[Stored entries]
::::
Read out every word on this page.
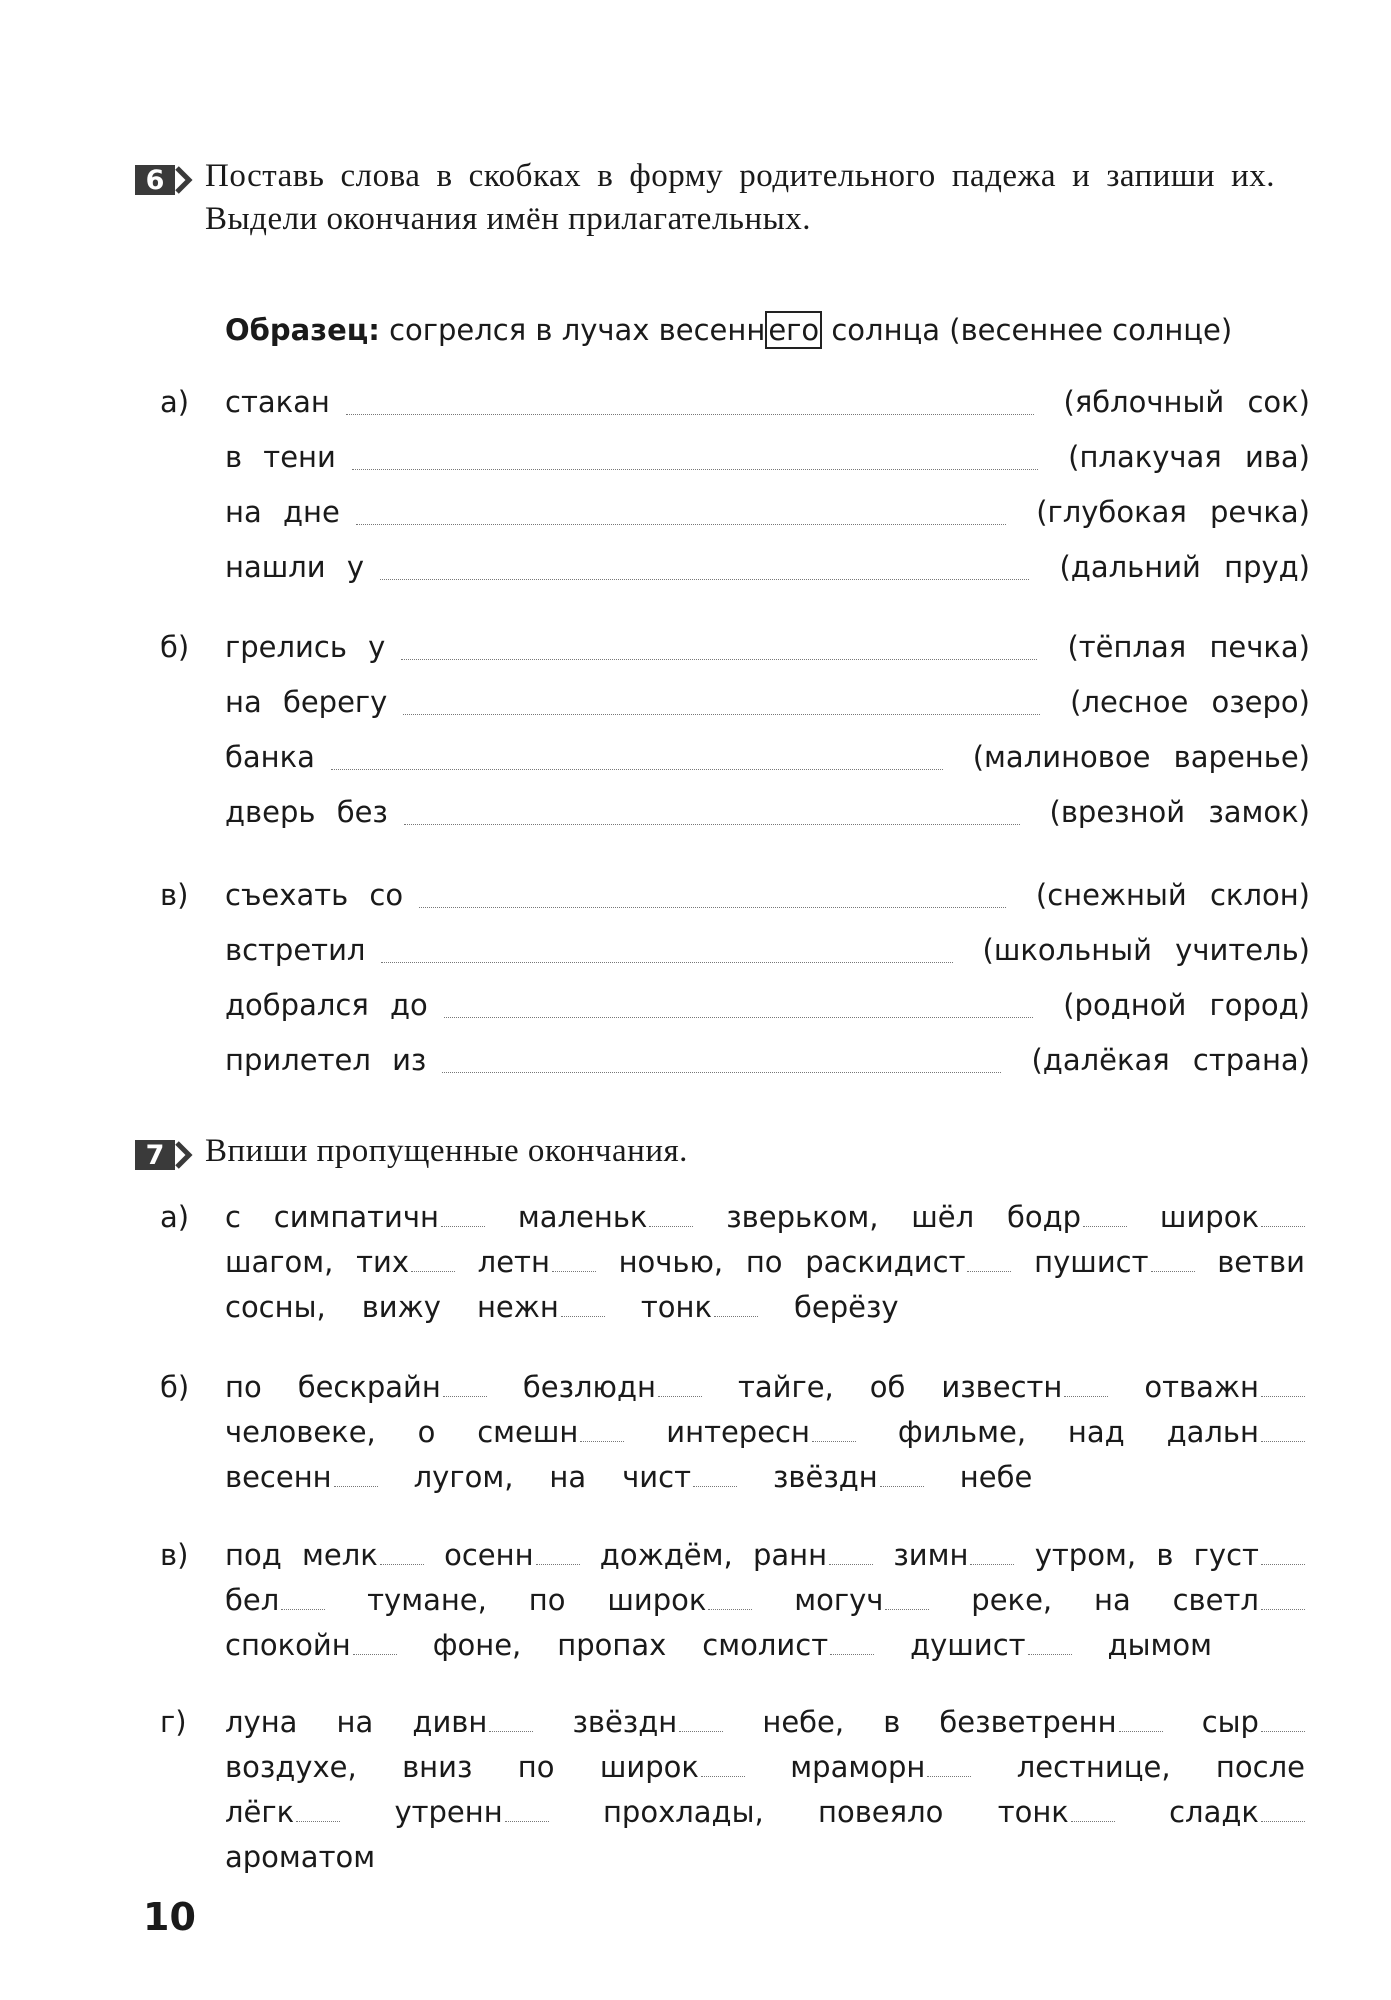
6 Поставь слова в скобках в форму родительного падежа и запиши их. Выдели окончания имён прилагательных.
Образец: согрелся в лучах весенн его солнца (весеннее солнце)
а)	стакан	(яблочный сок)
в тени	(плакучая ива)
на дне	(глубокая речка)
нашли у	(дальний пруд)
б)	грелись у	(тёплая печка)
на берегу	(лесное озеро)
банка	(малиновое варенье)
дверь без	(врезной замок)
в)	съехать со	(снежный склон)
встретил	(школьный учитель)
добрался до	(родной город)
прилетел из	(далёкая страна)
7 Впиши пропущенные окончания.
а)	с симпатичн	маленьк	зверьком, шёл бодр	широк
шагом, тих	летн	ночью, по раскидист	пушист	ветви
сосны, вижу нежн	тонк	берёзу
б)	по бескрайн	безлюдн	тайге, об известн	отважн
человеке, о смешн	интересн	фильме, над дальн
весенн	лугом, на чист	звёздн	небе
в)	под мелк	осенн	дождём, ранн	зимн	утром, в густ
бел	тумане, по широк	могуч	реке, на светл
спокойн	фоне, пропах смолист	душист	дымом
г)	луна на дивн	звёздн	небе, в безветренн	сыр
воздухе, вниз по широк	мраморн	лестнице, после
лёгк	утренн	прохлады, повеяло тонк	сладк
ароматом
10
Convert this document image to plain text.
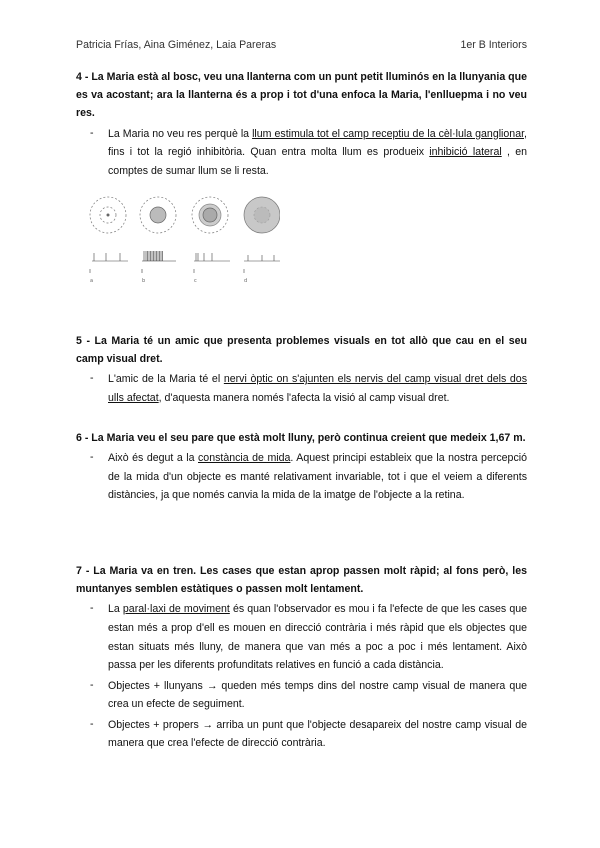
Patricia Frías, Aina Giménez, Laia Pareras	1er B Interiors

4 - La Maria està al bosc, veu una llanterna com un punt petit lluminós en la llunyania que es va acostant; ara la llanterna és a prop i tot d'una enfoca la Maria, l'enllueрma i no veu res.

-	La Maria no veu res perquè la llum estimula tot el camp receptiu de la cèl·lula ganglionar, fins i tot la regió inhibitòria. Quan entra molta llum es produeix inhibició lateral , en comptes de sumar llum se li resta.
a	b	c	d

5 - La Maria té un amic que presenta problemes visuals en tot allò que cau en el seu camp visual dret.

-	L'amic de la Maria té el nervi òptic on s'ajunten els nervis del camp visual dret dels dos ulls afectat, d'aquesta manera només l'afecta la visió al camp visual dret.

6 - La Maria veu el seu pare que està molt lluny, però continua creient que medeix 1,67 m.

-	Això és degut a la constància de mida. Aquest principi estableix que la nostra percepció de la mida d'un objecte es manté relativament invariable, tot i que el veiem a diferents distàncies, ja que només canvia la mida de la imatge de l'objecte a la retina.

7 - La Maria va en tren. Les cases que estan aprop passen molt ràpid; al fons però, les muntanyes semblen estàtiques o passen molt lentament.

-	La paral·laxi de moviment és quan l'observador es mou i fa l'efecte de que les cases que estan més a prop d'ell es mouen en direcció contrària i més ràpid que els objectes que estan situats més lluny, de manera que van més a poc a poc i més lentament. Això passa per les diferents profunditats relatives en funció a cada distància.
-	Objectes + llunyans → queden més temps dins del nostre camp visual de manera que crea un efecte de seguiment.
-	Objectes + propers → arriba un punt que l'objecte desapareix del nostre camp visual de manera que crea l'efecte de direcció contrària.
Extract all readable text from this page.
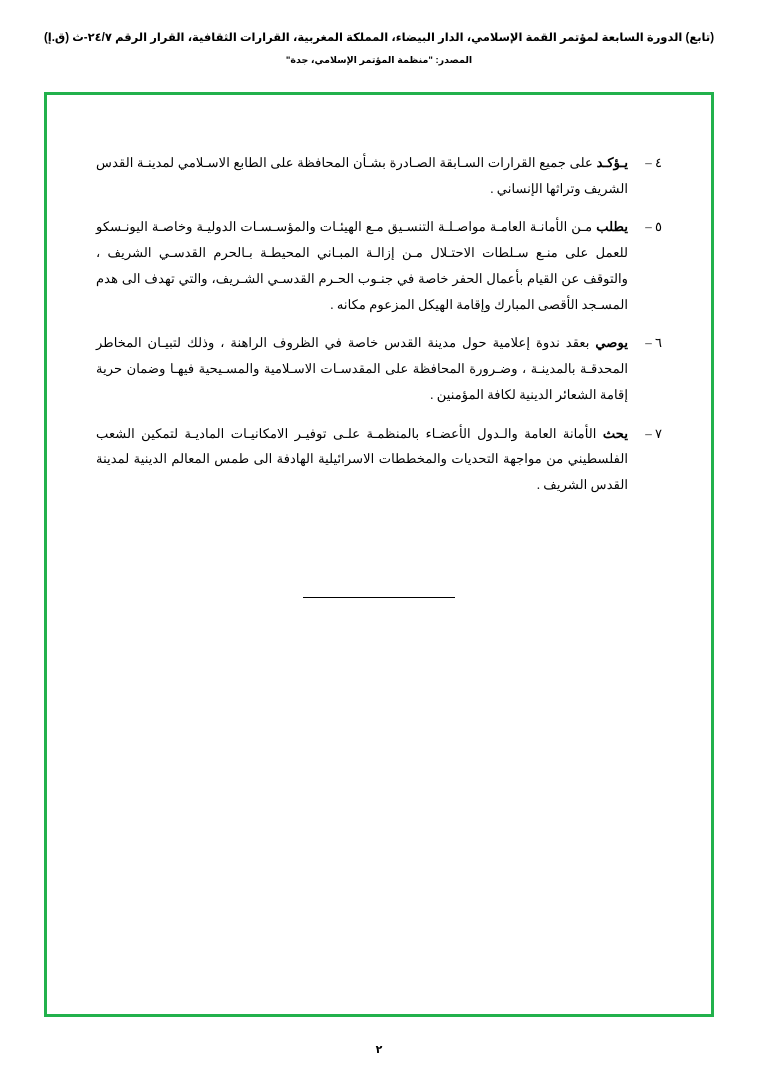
(تابع) الدورة السابعة لمؤتمر القمة الإسلامي، الدار البيضاء، المملكة المغربية، القرارات الثقافية، القرار الرقم ٢٤/٧-ث (ق.إ)
المصدر: "منظمة المؤتمر الإسلامي، جدة"
٤ –
يـؤكـد على جميع القرارات السـابقة الصـادرة بشـأن المحافظة على الطابع الاسـلامي لمدينـة القدس الشريف وتراثها الإنساني .
٥ –
يطلب مـن الأمانـة العامـة مواصـلـة التنسـيق مـع الهيئـات والمؤسـسـات الدوليـة وخاصـة اليونـسكو للعمل على منـع سـلطات الاحتـلال مـن إزالـة المبـاني المحيطـة بـالحرم القدسـي الشريف ، والتوقف عن القيام بأعمال الحفر خاصة في جنـوب الحـرم القدسـي الشـريف، والتي تهدف الى هدم المسـجد الأقصى المبارك وإقامة الهيكل المزعوم مكانه .
٦ –
يوصي بعقد ندوة إعلامية حول مدينة القدس خاصة في الظروف الراهنة ، وذلك لتبيـان المخاطر المحدقـة بالمدينـة ، وضـرورة المحافظة على المقدسـات الاسـلامية والمسـيحية فيهـا وضمان حرية إقامة الشعائر الدينية لكافة المؤمنين .
٧ –
يحث الأمانة العامة والـدول الأعضـاء بالمنظمـة علـى توفيـر الامكانيـات الماديـة لتمكين الشعب الفلسطيني من مواجهة التحديات والمخططات الاسرائيلية الهادفة الى طمس المعالم الدينية لمدينة القدس الشريف .
٢
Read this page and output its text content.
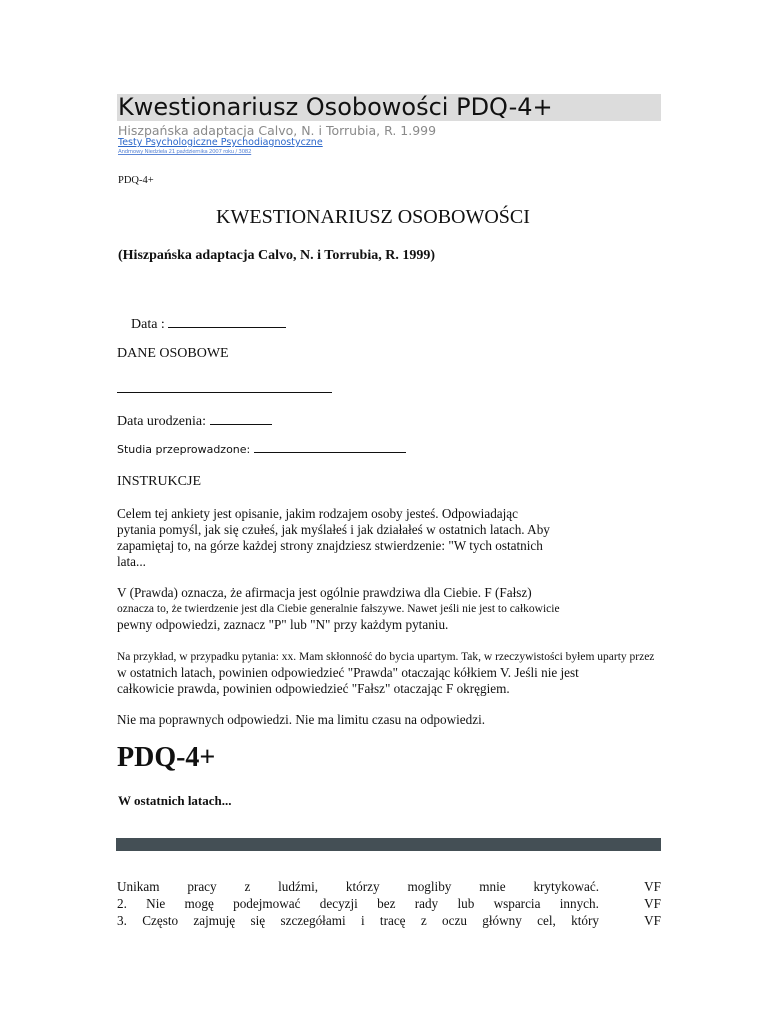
Kwestionariusz Osobowości PDQ-4+
Hiszpańska adaptacja Calvo, N. i Torrubia, R. 1.999
Testy Psychologiczne Psychodiagnostyczne
Andrnowy Niedziela 21 października 2007 roku / 3082
PDQ-4+
KWESTIONARIUSZ OSOBOWOŚCI
(Hiszpańska adaptacja Calvo, N. i Torrubia, R. 1999)
Data :
DANE OSOBOWE
Data urodzenia:
Studia przeprowadzone:
INSTRUKCJE
Celem tej ankiety jest opisanie, jakim rodzajem osoby jesteś. Odpowiadając
pytania pomyśl, jak się czułeś, jak myślałeś i jak działałeś w ostatnich latach. Aby
zapamiętaj to, na górze każdej strony znajdziesz stwierdzenie: "W tych ostatnich
lata...
V (Prawda) oznacza, że afirmacja jest ogólnie prawdziwa dla Ciebie. F (Fałsz)
oznacza to, że twierdzenie jest dla Ciebie generalnie fałszywe. Nawet jeśli nie jest to całkowicie
pewny odpowiedzi, zaznacz "P" lub "N" przy każdym pytaniu.
Na przykład, w przypadku pytania: xx. Mam skłonność do bycia upartym. Tak, w rzeczywistości byłem uparty przez
w ostatnich latach, powinien odpowiedzieć "Prawda" otaczając kółkiem V. Jeśli nie jest
całkowicie prawda, powinien odpowiedzieć "Fałsz" otaczając F okręgiem.
Nie ma poprawnych odpowiedzi. Nie ma limitu czasu na odpowiedzi.
PDQ-4+
W ostatnich latach...
Unikam pracy z ludźmi, którzy mogliby mnie krytykować.	VF
2. Nie mogę podejmować decyzji bez rady lub wsparcia innych.	VF
3. Często zajmuję się szczegółami i tracę z oczu główny cel, który	VF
::::
▶ [INSTRUCTION] List each line in the listing that contains the string "crea".

▶ [TASK SOLUTION]
-	Objectes + llunyans → queden més temps dins del nostre camp visual de manera que crea un efecte de seguiment.
-	Objectes + propers → arriba un punt que l'objecte desapareix del nostre camp visual de manera que crea l'efecte de direcció contrària.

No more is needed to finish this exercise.